====== RECORDED INFORMATION
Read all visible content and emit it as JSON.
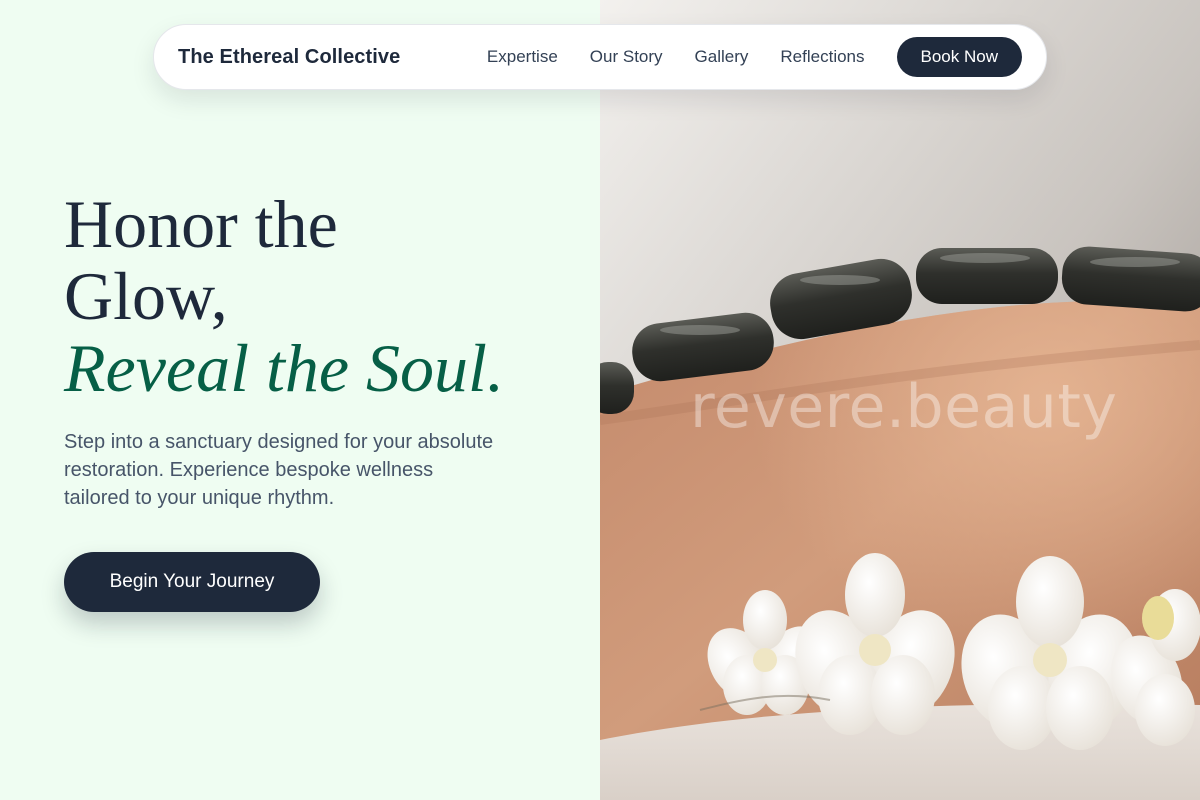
{
  "brand": {
    "name": "The Ethereal Collective"
  },
  "nav": {
    "links": [
      "Expertise",
      "Our Story",
      "Gallery",
      "Reflections"
    ],
    "cta_label": "Book Now"
  },
  "hero": {
    "heading_line1": "Honor the",
    "heading_line2": "Glow,",
    "heading_accent": "Reveal the Soul.",
    "subtext": "Step into a sanctuary designed for your absolute restoration. Experience bespoke wellness tailored to your unique rhythm.",
    "cta_label": "Begin Your Journey"
  },
  "image": {
    "watermark": "revere.beauty",
    "subject": "hot stone massage with white orchids"
  },
  "colors": {
    "background": "#effdf2",
    "primary_dark": "#1e293b",
    "accent_green": "#065f46",
    "body_text": "#475569"
  }
}
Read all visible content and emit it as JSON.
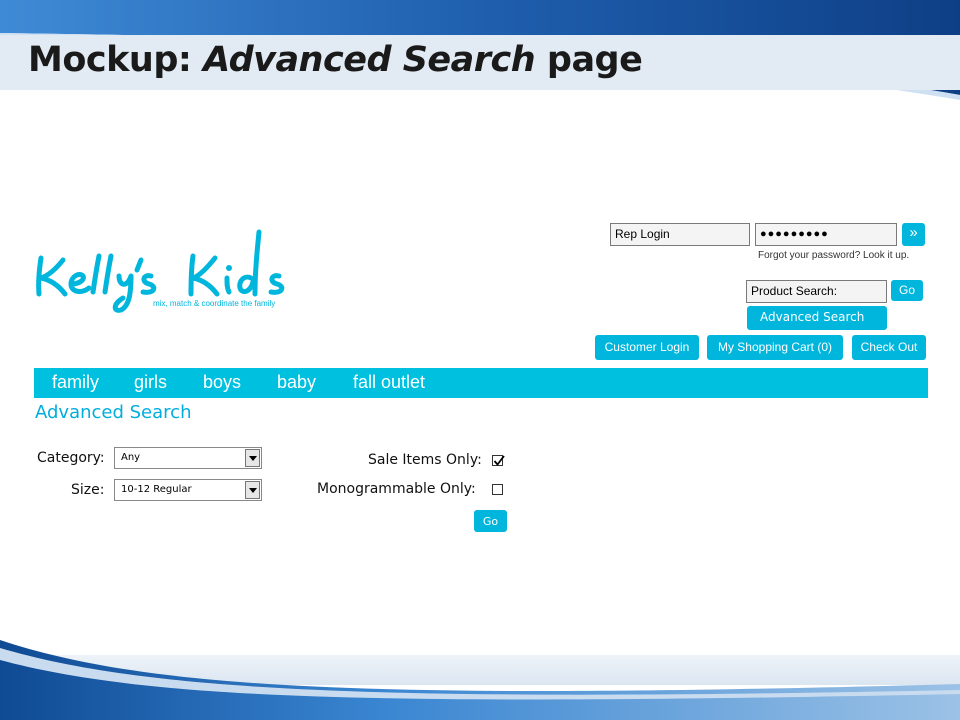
============
**THE REQUEST**
Using the material above, retype each entry exactly and omit the pictures.

**COMPLETE OUTPUT**
Read all visible content and emit it as JSON.
{
  "brand": {
    "name": "The Ethereal Collective"
  },
  "nav": {
    "links": [
      "Expertise",
      "Our Story",
      "Gallery",
      "Reflections"
    ],
    "cta_label": "Book Now"
  },
  "hero": {
    "heading_line1": "Honor the",
    "heading_line2": "Glow,",
    "heading_accent": "Reveal the Soul.",
    "subtext": "Step into a sanctuary designed for your absolute restoration. Experience bespoke wellness tailored to your unique rhythm.",
    "cta_label": "Begin Your Journey"
  },
  "image": {
    "watermark": "revere.beauty",
    "subject": "hot stone massage with white orchids"
  },
  "colors": {
    "background": "#effdf2",
    "primary_dark": "#1e293b",
    "accent_green": "#065f46",
    "body_text": "#475569"
  }
}
Read all visible content and emit it as JSON.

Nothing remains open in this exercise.